Task to carry out => Every record below should be transcribed exactly. Omit the images.

Saved entries:
:::

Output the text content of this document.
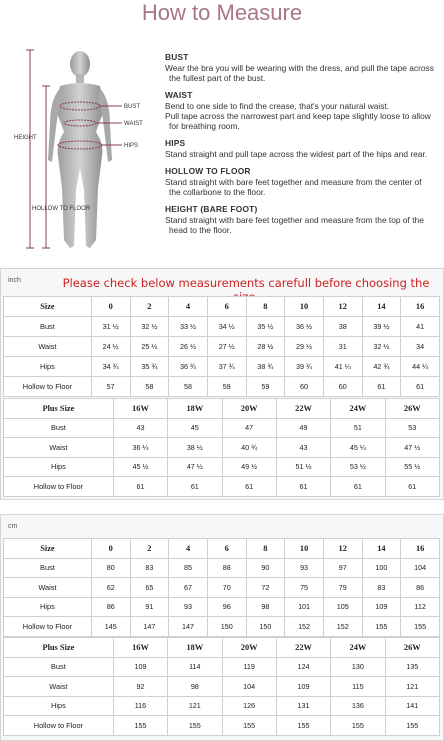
How to Measure
BUST
WAIST
HIPS
HEIGHT
HOLLOW TO FLOOR
BUST
Wear the bra you will be wearing with the dress, and pull the tape across
the fullest part of the bust.
WAIST
Bend to one side to find the crease, that's your natural waist.
Pull tape across the narrowest part and keep tape slightly loose to allow
for breathing room.
HIPS
Stand straight and pull tape across the widest part of the hips and rear.
HOLLOW TO FLOOR
Stand straight with bare feet together and measure from the center of
the collarbone to the floor.
HEIGHT (BARE FOOT)
Stand straight with bare feet together and measure from the top of the
head to the floor.
inch	Please check below measurements carefull before choosing the
Size	0	2	4	6	8	10	12	14	16
Bust	31 ½	32 ½	33 ½	34 ½	35 ½	36 ½	38	39 ½	41
Waist	24 ½	25 ½	26 ½	27 ½	28 ½	29 ½	31	32 ½	34
Hips	34 ¾	35 ¾	36 ¾	37 ¾	38 ¾	39 ¾	41 ¼	42 ¾	44 ¼
Hollow to Floor	57	58	58	59	59	60	60	61	61
Plus Size	16W	18W	20W	22W	24W	26W
Bust	43	45	47	49	51	53
Waist	36 ¼	38 ½	40 ¾	43	45 ¼	47 ½
Hips	45 ½	47 ½	49 ½	51 ½	53 ½	55 ½
Hollow to Floor	61	61	61	61	61	61
cm
Size	0	2	4	6	8	10	12	14	16
Bust	80	83	85	88	90	93	97	100	104
Waist	62	65	67	70	72	75	79	83	86
Hips	86	91	93	96	98	101	105	109	112
Hollow to Floor	145	147	147	150	150	152	152	155	155
Plus Size	16W	18W	20W	22W	24W	26W
Bust	109	114	119	124	130	135
Waist	92	98	104	109	115	121
Hips	116	121	126	131	136	141
Hollow to Floor	155	155	155	155	155	155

:::

Written solution =>
Output the text content of this document.
How to Measure
BUST
WAIST
HIPS
HEIGHT
HOLLOW TO FLOOR
BUST
Wear the bra you will be wearing with the dress, and pull the tape across
the fullest part of the bust.
WAIST
Bend to one side to find the crease, that's your natural waist.
Pull tape across the narrowest part and keep tape slightly loose to allow
for breathing room.
HIPS
Stand straight and pull tape across the widest part of the hips and rear.
HOLLOW TO FLOOR
Stand straight with bare feet together and measure from the center of
the collarbone to the floor.
HEIGHT (BARE FOOT)
Stand straight with bare feet together and measure from the top of the
head to the floor.
inch	Please check below measurements carefull before choosing the
Size	0	2	4	6	8	10	12	14	16
Bust	31 ½	32 ½	33 ½	34 ½	35 ½	36 ½	38	39 ½	41
Waist	24 ½	25 ½	26 ½	27 ½	28 ½	29 ½	31	32 ½	34
Hips	34 ¾	35 ¾	36 ¾	37 ¾	38 ¾	39 ¾	41 ¼	42 ¾	44 ¼
Hollow to Floor	57	58	58	59	59	60	60	61	61
Plus Size	16W	18W	20W	22W	24W	26W
Bust	43	45	47	49	51	53
Waist	36 ¼	38 ½	40 ¾	43	45 ¼	47 ½
Hips	45 ½	47 ½	49 ½	51 ½	53 ½	55 ½
Hollow to Floor	61	61	61	61	61	61
cm
Size	0	2	4	6	8	10	12	14	16
Bust	80	83	85	88	90	93	97	100	104
Waist	62	65	67	70	72	75	79	83	86
Hips	86	91	93	96	98	101	105	109	112
Hollow to Floor	145	147	147	150	150	152	152	155	155
Plus Size	16W	18W	20W	22W	24W	26W
Bust	109	114	119	124	130	135
Waist	92	98	104	109	115	121
Hips	116	121	126	131	136	141
Hollow to Floor	155	155	155	155	155	155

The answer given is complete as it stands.